### GIVEN ENTRIES
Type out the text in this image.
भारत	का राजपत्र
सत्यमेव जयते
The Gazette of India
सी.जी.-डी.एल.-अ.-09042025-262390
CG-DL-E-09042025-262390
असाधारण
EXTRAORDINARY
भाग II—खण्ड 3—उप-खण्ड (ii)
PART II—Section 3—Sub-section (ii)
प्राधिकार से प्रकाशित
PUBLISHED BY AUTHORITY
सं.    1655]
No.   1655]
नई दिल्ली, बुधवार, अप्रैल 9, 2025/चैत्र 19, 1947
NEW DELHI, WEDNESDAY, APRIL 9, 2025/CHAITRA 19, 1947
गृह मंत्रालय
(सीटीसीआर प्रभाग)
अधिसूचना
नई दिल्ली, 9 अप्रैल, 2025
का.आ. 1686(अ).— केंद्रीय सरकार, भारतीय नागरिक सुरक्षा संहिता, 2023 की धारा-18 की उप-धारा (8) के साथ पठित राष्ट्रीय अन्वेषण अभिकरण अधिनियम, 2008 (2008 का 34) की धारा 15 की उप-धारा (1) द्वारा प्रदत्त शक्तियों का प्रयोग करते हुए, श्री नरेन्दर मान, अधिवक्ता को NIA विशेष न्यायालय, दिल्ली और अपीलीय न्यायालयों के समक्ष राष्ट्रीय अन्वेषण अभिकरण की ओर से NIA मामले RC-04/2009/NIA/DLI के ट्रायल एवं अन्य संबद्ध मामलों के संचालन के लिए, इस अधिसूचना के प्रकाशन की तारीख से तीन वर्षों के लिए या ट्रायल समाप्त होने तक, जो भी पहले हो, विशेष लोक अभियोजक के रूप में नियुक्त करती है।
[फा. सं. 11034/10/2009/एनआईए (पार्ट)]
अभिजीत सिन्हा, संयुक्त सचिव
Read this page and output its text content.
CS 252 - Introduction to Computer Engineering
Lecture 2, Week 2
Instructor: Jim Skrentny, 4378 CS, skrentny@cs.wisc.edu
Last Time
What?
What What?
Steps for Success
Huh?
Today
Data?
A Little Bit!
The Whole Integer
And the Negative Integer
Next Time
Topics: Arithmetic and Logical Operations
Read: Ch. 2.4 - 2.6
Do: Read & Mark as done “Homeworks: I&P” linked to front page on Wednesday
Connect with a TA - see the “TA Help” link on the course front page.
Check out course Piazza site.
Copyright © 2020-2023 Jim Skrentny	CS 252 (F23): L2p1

### AIM OF THE TASK
From the entries above, copy each line holding "text".

### THE SOLUTION
Type out the text in this image.
Read this page and output its text content.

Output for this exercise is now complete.